***** WORKING DATA

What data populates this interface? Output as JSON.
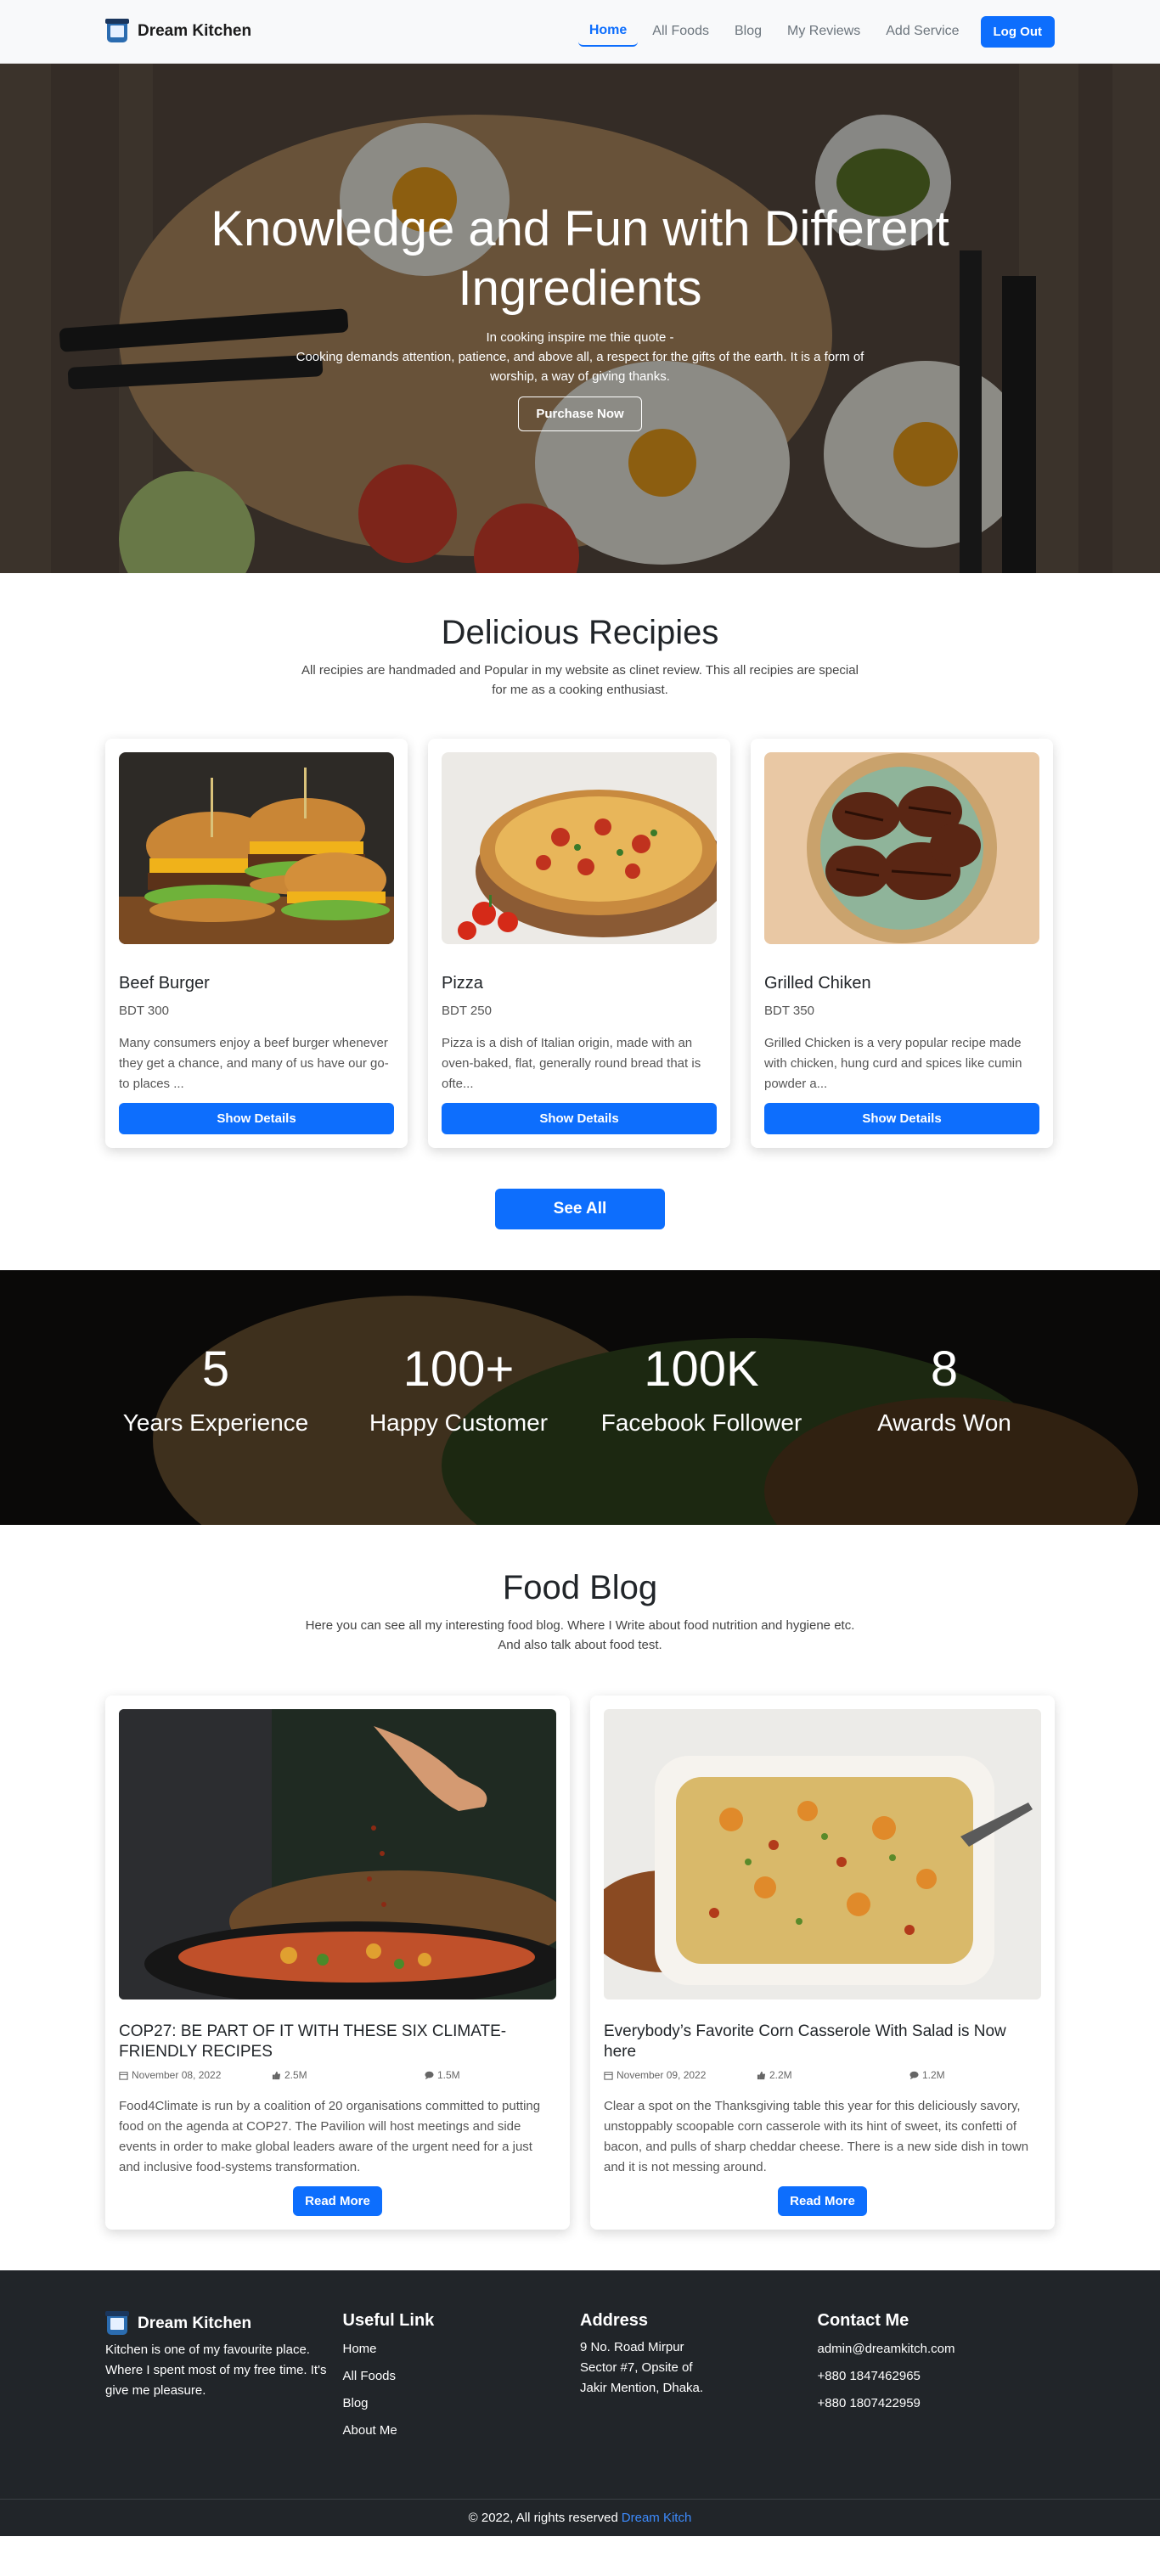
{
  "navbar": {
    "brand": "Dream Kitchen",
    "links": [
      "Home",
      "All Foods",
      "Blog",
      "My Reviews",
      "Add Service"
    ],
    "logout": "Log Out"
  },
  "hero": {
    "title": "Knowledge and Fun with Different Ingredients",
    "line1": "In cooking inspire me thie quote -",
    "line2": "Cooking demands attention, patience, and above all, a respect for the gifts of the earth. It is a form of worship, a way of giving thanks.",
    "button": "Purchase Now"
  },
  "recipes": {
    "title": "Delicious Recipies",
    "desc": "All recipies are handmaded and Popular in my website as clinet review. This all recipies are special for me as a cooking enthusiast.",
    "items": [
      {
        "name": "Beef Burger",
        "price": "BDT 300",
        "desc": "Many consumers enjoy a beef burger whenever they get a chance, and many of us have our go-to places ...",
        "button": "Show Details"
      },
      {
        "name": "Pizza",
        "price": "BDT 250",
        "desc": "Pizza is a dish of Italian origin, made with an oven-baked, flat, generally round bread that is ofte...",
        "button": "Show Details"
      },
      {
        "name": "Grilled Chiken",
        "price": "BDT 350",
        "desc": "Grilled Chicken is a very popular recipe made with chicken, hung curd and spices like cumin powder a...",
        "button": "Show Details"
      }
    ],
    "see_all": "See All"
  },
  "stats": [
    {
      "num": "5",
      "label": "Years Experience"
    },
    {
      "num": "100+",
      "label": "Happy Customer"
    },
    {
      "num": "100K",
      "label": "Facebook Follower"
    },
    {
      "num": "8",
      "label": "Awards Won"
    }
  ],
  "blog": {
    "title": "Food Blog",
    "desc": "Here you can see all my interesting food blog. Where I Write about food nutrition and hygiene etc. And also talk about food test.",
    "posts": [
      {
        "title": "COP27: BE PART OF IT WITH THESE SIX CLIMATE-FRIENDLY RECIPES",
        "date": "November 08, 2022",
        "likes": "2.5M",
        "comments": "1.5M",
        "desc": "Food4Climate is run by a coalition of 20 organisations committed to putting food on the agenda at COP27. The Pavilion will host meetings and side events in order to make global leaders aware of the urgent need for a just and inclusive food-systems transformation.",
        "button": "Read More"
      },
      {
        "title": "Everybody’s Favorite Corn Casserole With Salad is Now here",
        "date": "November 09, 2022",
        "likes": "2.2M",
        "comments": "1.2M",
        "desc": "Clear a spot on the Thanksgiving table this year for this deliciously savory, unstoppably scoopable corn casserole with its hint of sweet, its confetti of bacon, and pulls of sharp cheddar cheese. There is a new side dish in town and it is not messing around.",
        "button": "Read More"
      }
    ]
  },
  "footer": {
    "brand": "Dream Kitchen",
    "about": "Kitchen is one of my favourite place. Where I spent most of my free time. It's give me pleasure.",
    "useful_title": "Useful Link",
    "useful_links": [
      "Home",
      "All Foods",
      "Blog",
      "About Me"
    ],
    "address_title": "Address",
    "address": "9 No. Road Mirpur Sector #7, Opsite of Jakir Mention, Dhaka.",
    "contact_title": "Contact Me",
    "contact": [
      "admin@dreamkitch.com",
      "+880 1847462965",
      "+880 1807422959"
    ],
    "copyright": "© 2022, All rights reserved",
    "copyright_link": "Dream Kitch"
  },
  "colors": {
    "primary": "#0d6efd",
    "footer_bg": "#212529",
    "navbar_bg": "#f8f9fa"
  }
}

**********

— THE EXERCISE —
Where a line holds "date", copy it out.

— FINISHED ANSWER —
        "date": "November 08, 2022",
        "date": "November 09, 2022",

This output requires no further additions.